**Aim**
Pull out each line of the records holding the string "صندوق".

Start of Provided records

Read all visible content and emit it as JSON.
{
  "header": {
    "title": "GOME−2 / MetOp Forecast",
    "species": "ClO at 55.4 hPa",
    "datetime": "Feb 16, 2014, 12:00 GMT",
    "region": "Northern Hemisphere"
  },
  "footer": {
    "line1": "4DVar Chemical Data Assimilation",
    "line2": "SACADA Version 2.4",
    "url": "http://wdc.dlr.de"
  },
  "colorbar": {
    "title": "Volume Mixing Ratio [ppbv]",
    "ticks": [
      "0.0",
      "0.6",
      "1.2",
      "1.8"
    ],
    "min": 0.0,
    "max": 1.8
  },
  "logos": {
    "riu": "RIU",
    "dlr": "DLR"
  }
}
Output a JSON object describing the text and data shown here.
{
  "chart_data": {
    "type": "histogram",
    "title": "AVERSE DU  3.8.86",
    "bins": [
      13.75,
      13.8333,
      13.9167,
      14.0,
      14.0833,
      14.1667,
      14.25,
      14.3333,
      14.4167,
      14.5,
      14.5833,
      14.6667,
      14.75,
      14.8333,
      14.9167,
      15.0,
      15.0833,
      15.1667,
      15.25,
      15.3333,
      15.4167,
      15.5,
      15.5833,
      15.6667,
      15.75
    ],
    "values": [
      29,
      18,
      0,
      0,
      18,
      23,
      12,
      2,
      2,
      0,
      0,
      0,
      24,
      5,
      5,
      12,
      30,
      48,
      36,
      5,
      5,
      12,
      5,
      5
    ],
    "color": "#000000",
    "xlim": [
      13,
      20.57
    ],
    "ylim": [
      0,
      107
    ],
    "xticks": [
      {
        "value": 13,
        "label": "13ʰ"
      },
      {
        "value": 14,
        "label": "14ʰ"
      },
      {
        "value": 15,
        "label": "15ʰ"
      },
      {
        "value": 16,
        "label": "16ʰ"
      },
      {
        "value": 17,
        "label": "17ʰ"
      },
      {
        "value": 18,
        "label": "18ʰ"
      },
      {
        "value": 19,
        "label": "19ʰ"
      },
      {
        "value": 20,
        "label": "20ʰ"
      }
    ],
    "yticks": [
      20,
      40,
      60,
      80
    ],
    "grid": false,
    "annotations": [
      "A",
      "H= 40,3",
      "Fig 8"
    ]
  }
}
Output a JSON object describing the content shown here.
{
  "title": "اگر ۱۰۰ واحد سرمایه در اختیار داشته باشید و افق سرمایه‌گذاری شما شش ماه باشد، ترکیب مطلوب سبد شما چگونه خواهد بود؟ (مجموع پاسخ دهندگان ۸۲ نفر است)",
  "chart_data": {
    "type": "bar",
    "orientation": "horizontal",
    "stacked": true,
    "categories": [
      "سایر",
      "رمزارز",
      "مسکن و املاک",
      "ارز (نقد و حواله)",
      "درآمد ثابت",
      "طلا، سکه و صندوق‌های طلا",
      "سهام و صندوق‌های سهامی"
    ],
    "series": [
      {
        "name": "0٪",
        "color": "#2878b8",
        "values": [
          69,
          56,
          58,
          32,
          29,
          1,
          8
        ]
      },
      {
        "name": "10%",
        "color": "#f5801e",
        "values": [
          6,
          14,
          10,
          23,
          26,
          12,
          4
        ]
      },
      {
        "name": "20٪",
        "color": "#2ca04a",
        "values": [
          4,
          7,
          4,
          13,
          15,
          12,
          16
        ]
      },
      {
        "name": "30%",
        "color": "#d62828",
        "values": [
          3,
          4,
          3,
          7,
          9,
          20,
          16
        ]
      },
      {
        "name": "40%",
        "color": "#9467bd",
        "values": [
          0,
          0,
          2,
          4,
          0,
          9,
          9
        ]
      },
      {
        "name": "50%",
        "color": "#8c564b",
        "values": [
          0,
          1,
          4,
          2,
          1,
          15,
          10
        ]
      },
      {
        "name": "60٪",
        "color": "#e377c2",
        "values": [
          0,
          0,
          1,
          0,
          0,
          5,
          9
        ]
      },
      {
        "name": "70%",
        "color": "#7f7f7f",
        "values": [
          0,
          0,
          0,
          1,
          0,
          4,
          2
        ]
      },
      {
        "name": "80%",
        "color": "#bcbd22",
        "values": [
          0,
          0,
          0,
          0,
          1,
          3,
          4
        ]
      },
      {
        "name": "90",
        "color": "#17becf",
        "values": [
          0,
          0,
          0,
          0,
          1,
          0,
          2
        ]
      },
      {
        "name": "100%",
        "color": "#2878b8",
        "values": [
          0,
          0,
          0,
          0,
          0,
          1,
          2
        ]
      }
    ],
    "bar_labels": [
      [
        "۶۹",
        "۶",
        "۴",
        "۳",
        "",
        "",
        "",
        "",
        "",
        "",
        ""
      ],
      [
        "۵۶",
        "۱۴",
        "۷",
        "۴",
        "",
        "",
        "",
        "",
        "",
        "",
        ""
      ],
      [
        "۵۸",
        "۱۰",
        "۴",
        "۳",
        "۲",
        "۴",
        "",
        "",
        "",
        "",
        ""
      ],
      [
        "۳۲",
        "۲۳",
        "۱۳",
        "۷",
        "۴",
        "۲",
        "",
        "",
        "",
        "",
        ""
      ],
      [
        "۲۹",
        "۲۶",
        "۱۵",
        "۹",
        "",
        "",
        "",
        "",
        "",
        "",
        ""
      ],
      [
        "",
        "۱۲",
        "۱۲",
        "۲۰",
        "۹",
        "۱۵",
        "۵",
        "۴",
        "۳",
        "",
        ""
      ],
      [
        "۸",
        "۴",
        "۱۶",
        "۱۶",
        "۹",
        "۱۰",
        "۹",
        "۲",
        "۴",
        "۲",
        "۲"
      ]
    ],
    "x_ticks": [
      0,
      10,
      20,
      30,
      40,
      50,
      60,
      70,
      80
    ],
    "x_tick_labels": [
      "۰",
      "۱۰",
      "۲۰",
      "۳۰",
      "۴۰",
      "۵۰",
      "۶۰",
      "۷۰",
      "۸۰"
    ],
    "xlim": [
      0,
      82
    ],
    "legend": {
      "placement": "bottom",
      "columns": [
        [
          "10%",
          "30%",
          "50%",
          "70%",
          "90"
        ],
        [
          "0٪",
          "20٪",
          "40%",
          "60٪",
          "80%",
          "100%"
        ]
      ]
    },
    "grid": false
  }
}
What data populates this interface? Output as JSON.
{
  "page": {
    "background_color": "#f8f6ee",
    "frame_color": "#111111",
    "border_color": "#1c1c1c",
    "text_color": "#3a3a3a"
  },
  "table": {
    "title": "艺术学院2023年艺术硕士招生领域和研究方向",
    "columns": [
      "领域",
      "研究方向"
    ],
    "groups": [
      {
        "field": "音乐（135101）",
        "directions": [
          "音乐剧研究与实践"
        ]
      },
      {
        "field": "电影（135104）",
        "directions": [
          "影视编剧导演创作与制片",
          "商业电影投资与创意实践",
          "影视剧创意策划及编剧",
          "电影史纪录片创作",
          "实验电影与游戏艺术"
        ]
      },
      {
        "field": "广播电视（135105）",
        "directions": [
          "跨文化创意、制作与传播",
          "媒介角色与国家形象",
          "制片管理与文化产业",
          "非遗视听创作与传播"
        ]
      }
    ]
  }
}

End of Provided records

**Output**
      "طلا، سکه و صندوق‌های طلا",
      "سهام و صندوق‌های سهامی"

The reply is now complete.